■ WHAT IS ASKED ■
Extract every line of the listing below and reproduce each one unchanged, leaving out the picture.

■ EXTRACTED RECORDS ■
::::::::::
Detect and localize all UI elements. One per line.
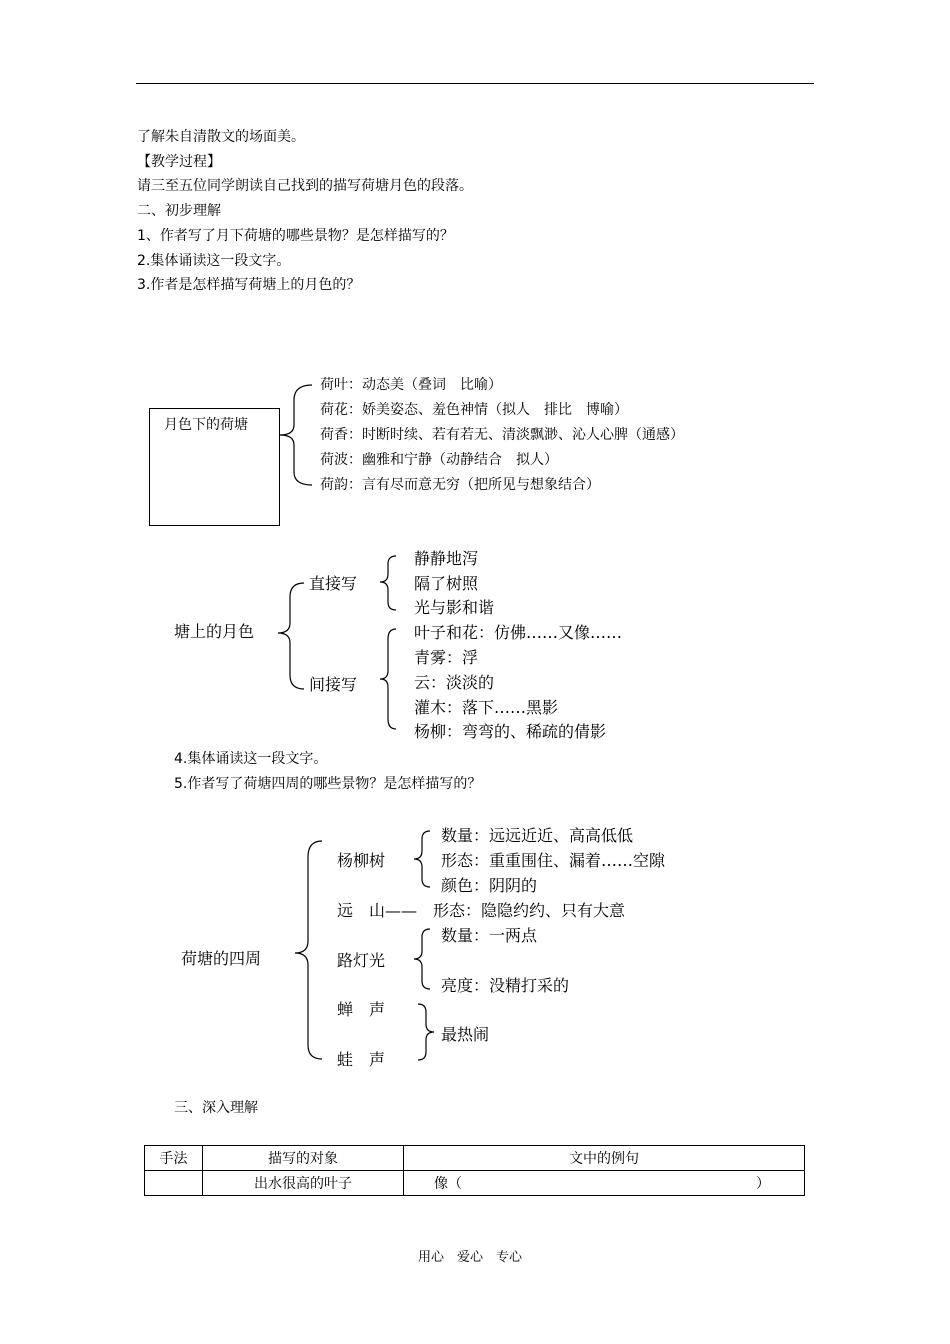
direct-item: 光与影和谐 xyxy=(414,598,495,617)
section-heading-process: 【教学过程】 xyxy=(137,154,221,170)
indirect-item: 叶子和花：仿佛……又像…… xyxy=(414,623,623,642)
intro-line-3: 请三至五位同学朗读自己找到的描写荷塘月色的段落。 xyxy=(137,178,473,194)
question-2: 2.集体诵读这一段文字。 xyxy=(137,253,291,269)
frog-label: 蛙 声 xyxy=(337,1050,386,1069)
lamp-item: 数量：一两点 xyxy=(441,926,538,945)
diagram2-root-brace xyxy=(276,575,310,700)
table-row xyxy=(145,1171,805,1196)
willow-item: 颜色：阴阴的 xyxy=(441,876,538,895)
sound-desc: 最热闹 xyxy=(441,1025,490,1044)
willow-brace xyxy=(410,827,434,893)
direct-label: 直接写 xyxy=(309,574,358,593)
cicada-label: 蝉 声 xyxy=(337,1000,386,1019)
example-prefix: 像（ xyxy=(434,1176,462,1192)
lamp-brace xyxy=(410,925,434,995)
intro-line-1: 了解朱自清散文的场面美。 xyxy=(137,129,305,145)
page-footer: 用心 爱心 专心 xyxy=(418,1250,523,1265)
section-heading-deep: 三、深入理解 xyxy=(174,1100,258,1116)
question-3: 3.作者是怎样描写荷塘上的月色的？ xyxy=(137,277,361,293)
question-1: 1、作者写了月下荷塘的哪些景物？是怎样描写的？ xyxy=(137,228,454,244)
diagram2-root: 塘上的月色 xyxy=(174,622,255,641)
diagram1-item: 荷花：娇美姿态、羞色神情（拟人 排比 博喻） xyxy=(320,402,628,418)
table-cell-example xyxy=(404,1171,805,1196)
table-cell: 出水很高的叶子 xyxy=(203,1171,404,1196)
diagram3-root-brace xyxy=(292,835,328,1065)
sound-brace xyxy=(412,1000,436,1064)
indirect-label: 间接写 xyxy=(309,675,358,694)
diagram1-item: 荷波：幽雅和宁静（动静结合 拟人） xyxy=(320,452,558,468)
question-5: 5.作者写了荷塘四周的哪些景物？是怎样描写的？ xyxy=(174,776,482,792)
direct-item: 静静地泻 xyxy=(414,549,479,568)
table-header: 手法 xyxy=(145,1146,203,1171)
lamp-item: 亮度：没精打采的 xyxy=(441,976,570,995)
table-header: 文中的例句 xyxy=(404,1146,805,1171)
willow-item: 形态：重重围住、漏着……空隙 xyxy=(441,851,666,870)
direct-item: 隔了树照 xyxy=(414,574,479,593)
lamp-label: 路灯光 xyxy=(337,951,386,970)
table-cell xyxy=(145,1171,203,1196)
diagram1-item: 荷香：时断时续、若有若无、清淡飘渺、沁人心脾（通感） xyxy=(320,427,684,443)
table-header: 描写的对象 xyxy=(203,1146,404,1171)
indirect-item: 灌木：落下……黑影 xyxy=(414,698,559,717)
example-suffix: ） xyxy=(756,1176,770,1192)
indirect-item: 青雾：浮 xyxy=(414,648,479,667)
indirect-item: 杨柳：弯弯的、稀疏的倩影 xyxy=(414,722,607,741)
question-4: 4.集体诵读这一段文字。 xyxy=(174,751,328,767)
lotus-pond-box-label: 月色下的荷塘 xyxy=(164,417,248,433)
direct-brace xyxy=(376,552,400,616)
indirect-item: 云：淡淡的 xyxy=(414,673,495,692)
section-heading-initial: 二、初步理解 xyxy=(137,203,221,219)
analysis-table xyxy=(144,1145,805,1196)
diagram1-brace xyxy=(278,380,318,490)
mountain-line: 远 山—— 形态：隐隐约约、只有大意 xyxy=(337,901,626,920)
diagram1-item: 荷叶：动态美（叠词 比喻） xyxy=(320,377,502,393)
diagram1-item: 荷韵：言有尽而意无穷（把所见与想象结合） xyxy=(320,477,600,493)
willow-item: 数量：远远近近、高高低低 xyxy=(441,826,634,845)
diagram3-root: 荷塘的四周 xyxy=(181,949,262,968)
header-rule xyxy=(136,83,814,84)
indirect-brace xyxy=(376,625,400,737)
willow-label: 杨柳树 xyxy=(337,851,386,870)
table-header-row xyxy=(145,1146,805,1171)
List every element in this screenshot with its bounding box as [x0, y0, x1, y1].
::::::::::
■ EXERCISE SOLUTION ■
Detect and localize all UI elements. One per line.
direct-item: 光与影和谐 xyxy=(414,598,495,617)
section-heading-process: 【教学过程】 xyxy=(137,154,221,170)
indirect-item: 叶子和花：仿佛……又像…… xyxy=(414,623,623,642)
intro-line-3: 请三至五位同学朗读自己找到的描写荷塘月色的段落。 xyxy=(137,178,473,194)
question-2: 2.集体诵读这一段文字。 xyxy=(137,253,291,269)
frog-label: 蛙 声 xyxy=(337,1050,386,1069)
lamp-item: 数量：一两点 xyxy=(441,926,538,945)
diagram2-root-brace xyxy=(276,575,310,700)
table-row xyxy=(145,1171,805,1196)
willow-item: 颜色：阴阴的 xyxy=(441,876,538,895)
sound-desc: 最热闹 xyxy=(441,1025,490,1044)
willow-brace xyxy=(410,827,434,893)
direct-label: 直接写 xyxy=(309,574,358,593)
cicada-label: 蝉 声 xyxy=(337,1000,386,1019)
example-prefix: 像（ xyxy=(434,1176,462,1192)
lamp-brace xyxy=(410,925,434,995)
intro-line-1: 了解朱自清散文的场面美。 xyxy=(137,129,305,145)
page-footer: 用心 爱心 专心 xyxy=(418,1250,523,1265)
section-heading-deep: 三、深入理解 xyxy=(174,1100,258,1116)
question-3: 3.作者是怎样描写荷塘上的月色的？ xyxy=(137,277,361,293)
question-1: 1、作者写了月下荷塘的哪些景物？是怎样描写的？ xyxy=(137,228,454,244)
diagram2-root: 塘上的月色 xyxy=(174,622,255,641)
diagram1-item: 荷花：娇美姿态、羞色神情（拟人 排比 博喻） xyxy=(320,402,628,418)
table-cell-example xyxy=(404,1171,805,1196)
table-cell: 出水很高的叶子 xyxy=(203,1171,404,1196)
diagram3-root-brace xyxy=(292,835,328,1065)
sound-brace xyxy=(412,1000,436,1064)
indirect-label: 间接写 xyxy=(309,675,358,694)
diagram1-item: 荷波：幽雅和宁静（动静结合 拟人） xyxy=(320,452,558,468)
question-5: 5.作者写了荷塘四周的哪些景物？是怎样描写的？ xyxy=(174,776,482,792)
direct-item: 静静地泻 xyxy=(414,549,479,568)
table-header: 手法 xyxy=(145,1146,203,1171)
lamp-item: 亮度：没精打采的 xyxy=(441,976,570,995)
table-header: 文中的例句 xyxy=(404,1146,805,1171)
willow-item: 形态：重重围住、漏着……空隙 xyxy=(441,851,666,870)
direct-item: 隔了树照 xyxy=(414,574,479,593)
lamp-label: 路灯光 xyxy=(337,951,386,970)
table-cell xyxy=(145,1171,203,1196)
diagram1-item: 荷香：时断时续、若有若无、清淡飘渺、沁人心脾（通感） xyxy=(320,427,684,443)
table-header: 描写的对象 xyxy=(203,1146,404,1171)
indirect-item: 灌木：落下……黑影 xyxy=(414,698,559,717)
example-suffix: ） xyxy=(756,1176,770,1192)
indirect-item: 青雾：浮 xyxy=(414,648,479,667)
indirect-item: 杨柳：弯弯的、稀疏的倩影 xyxy=(414,722,607,741)
question-4: 4.集体诵读这一段文字。 xyxy=(174,751,328,767)
lotus-pond-box-label: 月色下的荷塘 xyxy=(164,417,248,433)
direct-brace xyxy=(376,552,400,616)
indirect-item: 云：淡淡的 xyxy=(414,673,495,692)
section-heading-initial: 二、初步理解 xyxy=(137,203,221,219)
analysis-table xyxy=(144,1145,805,1196)
diagram1-brace xyxy=(278,380,318,490)
mountain-line: 远 山—— 形态：隐隐约约、只有大意 xyxy=(337,901,626,920)
diagram1-item: 荷叶：动态美（叠词 比喻） xyxy=(320,377,502,393)
diagram1-item: 荷韵：言有尽而意无穷（把所见与想象结合） xyxy=(320,477,600,493)
willow-item: 数量：远远近近、高高低低 xyxy=(441,826,634,845)
diagram3-root: 荷塘的四周 xyxy=(181,949,262,968)
header-rule xyxy=(136,83,814,84)
indirect-brace xyxy=(376,625,400,737)
willow-label: 杨柳树 xyxy=(337,851,386,870)
table-header-row xyxy=(145,1146,805,1171)
List every element in this screenshot with its bounding box as [x0, y0, x1, y1].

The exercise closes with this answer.